- _Task instructions_
Show only lines that include "this".

- _Source records_
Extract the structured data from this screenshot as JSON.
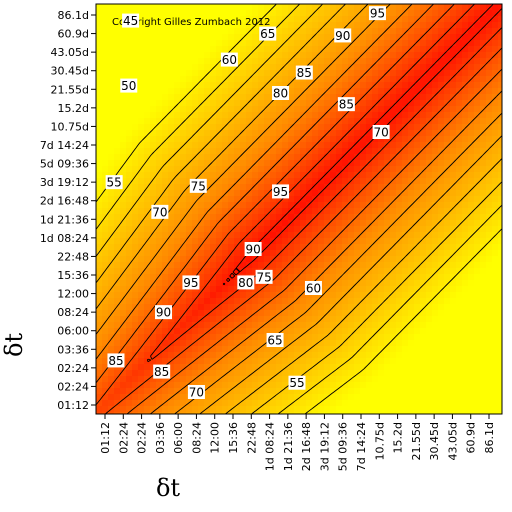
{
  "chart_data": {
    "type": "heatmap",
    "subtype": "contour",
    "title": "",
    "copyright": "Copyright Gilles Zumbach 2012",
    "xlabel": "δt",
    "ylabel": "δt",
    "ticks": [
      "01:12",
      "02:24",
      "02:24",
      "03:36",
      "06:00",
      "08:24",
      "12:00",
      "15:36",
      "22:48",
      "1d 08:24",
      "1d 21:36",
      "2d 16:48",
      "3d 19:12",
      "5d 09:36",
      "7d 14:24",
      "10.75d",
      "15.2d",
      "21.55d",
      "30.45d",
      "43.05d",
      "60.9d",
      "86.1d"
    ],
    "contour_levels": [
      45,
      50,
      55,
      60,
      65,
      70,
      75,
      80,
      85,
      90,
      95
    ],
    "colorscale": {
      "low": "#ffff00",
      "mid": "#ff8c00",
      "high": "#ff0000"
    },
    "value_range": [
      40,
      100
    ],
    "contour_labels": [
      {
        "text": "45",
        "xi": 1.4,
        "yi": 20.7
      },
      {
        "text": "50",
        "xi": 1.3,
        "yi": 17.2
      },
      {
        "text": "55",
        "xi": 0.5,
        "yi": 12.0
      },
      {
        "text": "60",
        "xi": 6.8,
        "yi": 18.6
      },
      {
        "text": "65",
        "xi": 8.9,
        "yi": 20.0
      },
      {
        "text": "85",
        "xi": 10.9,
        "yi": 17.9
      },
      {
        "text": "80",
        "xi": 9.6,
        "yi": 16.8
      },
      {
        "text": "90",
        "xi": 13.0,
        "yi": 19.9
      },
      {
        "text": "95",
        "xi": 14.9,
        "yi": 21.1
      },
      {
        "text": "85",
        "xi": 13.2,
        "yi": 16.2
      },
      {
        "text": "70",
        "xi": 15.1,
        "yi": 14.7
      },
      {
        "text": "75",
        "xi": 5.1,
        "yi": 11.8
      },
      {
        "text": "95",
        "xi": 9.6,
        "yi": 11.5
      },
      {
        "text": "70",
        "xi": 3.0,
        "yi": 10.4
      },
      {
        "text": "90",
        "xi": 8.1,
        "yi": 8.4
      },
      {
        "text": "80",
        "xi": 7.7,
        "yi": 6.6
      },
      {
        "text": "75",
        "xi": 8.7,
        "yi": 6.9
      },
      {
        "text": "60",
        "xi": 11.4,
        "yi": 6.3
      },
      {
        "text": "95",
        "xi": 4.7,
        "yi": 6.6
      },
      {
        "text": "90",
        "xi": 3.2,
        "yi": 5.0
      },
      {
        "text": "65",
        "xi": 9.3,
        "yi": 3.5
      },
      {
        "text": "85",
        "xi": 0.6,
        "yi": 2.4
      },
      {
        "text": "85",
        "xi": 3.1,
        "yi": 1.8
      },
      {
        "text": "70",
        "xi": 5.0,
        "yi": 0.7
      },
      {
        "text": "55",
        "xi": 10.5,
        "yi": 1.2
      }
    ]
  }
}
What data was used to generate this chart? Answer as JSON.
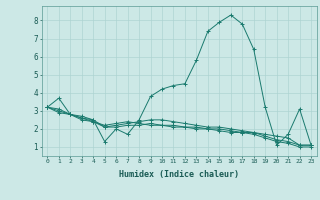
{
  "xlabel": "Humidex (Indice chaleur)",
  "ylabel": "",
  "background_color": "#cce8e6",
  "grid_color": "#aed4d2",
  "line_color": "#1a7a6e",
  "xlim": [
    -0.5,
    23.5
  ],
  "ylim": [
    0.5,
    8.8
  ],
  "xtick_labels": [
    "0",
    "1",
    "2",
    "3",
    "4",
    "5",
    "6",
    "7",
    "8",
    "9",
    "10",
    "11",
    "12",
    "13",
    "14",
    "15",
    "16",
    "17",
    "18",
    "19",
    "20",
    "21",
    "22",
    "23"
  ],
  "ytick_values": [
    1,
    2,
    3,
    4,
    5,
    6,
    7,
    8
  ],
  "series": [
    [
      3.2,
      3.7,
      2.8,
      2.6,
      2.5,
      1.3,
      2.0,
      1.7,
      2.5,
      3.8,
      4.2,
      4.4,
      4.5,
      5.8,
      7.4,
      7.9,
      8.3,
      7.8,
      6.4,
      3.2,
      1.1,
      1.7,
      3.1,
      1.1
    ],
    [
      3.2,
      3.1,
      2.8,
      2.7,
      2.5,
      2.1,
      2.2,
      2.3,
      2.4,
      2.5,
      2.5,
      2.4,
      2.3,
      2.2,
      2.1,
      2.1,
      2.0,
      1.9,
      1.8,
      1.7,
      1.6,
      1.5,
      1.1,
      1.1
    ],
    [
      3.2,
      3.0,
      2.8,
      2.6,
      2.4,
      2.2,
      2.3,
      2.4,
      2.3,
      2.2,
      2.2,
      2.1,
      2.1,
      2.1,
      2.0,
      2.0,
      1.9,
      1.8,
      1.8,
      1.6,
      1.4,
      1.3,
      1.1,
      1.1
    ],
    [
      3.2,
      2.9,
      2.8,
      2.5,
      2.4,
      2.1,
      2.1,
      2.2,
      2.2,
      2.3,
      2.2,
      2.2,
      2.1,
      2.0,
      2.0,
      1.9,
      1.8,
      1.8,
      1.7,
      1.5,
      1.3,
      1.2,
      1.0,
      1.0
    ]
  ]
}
...
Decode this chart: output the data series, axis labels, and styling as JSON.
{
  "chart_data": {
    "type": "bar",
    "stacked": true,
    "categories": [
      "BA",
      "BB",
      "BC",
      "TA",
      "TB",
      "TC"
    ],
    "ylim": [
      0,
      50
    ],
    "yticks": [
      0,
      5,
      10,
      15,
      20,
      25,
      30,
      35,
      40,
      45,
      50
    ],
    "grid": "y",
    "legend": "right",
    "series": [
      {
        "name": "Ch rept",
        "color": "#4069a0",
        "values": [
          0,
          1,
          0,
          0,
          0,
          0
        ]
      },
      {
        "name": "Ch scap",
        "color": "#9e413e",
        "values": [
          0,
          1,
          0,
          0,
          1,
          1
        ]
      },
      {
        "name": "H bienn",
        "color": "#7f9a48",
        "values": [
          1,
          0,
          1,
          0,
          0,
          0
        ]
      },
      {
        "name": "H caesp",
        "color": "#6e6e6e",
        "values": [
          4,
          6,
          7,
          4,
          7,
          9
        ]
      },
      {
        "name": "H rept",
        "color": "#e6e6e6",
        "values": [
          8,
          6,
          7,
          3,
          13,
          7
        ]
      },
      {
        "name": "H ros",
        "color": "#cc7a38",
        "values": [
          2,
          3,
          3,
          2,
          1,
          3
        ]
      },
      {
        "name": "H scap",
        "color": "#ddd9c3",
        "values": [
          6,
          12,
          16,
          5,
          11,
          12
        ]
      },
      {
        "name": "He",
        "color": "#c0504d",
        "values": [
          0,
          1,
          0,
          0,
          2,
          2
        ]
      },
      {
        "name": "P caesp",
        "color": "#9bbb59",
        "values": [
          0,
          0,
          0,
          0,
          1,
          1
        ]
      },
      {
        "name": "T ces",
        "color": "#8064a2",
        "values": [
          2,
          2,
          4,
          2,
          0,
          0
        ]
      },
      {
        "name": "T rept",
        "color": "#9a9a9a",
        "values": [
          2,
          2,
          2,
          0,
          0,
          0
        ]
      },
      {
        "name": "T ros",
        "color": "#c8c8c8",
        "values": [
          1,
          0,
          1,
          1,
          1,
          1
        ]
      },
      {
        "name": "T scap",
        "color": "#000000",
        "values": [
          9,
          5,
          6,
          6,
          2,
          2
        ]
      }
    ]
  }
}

- _Completed task_
Extract the structured data from this screenshot as JSON.
What data was used to generate this chart? Answer as JSON.
Decode this chart: output the data series, axis labels, and styling as JSON.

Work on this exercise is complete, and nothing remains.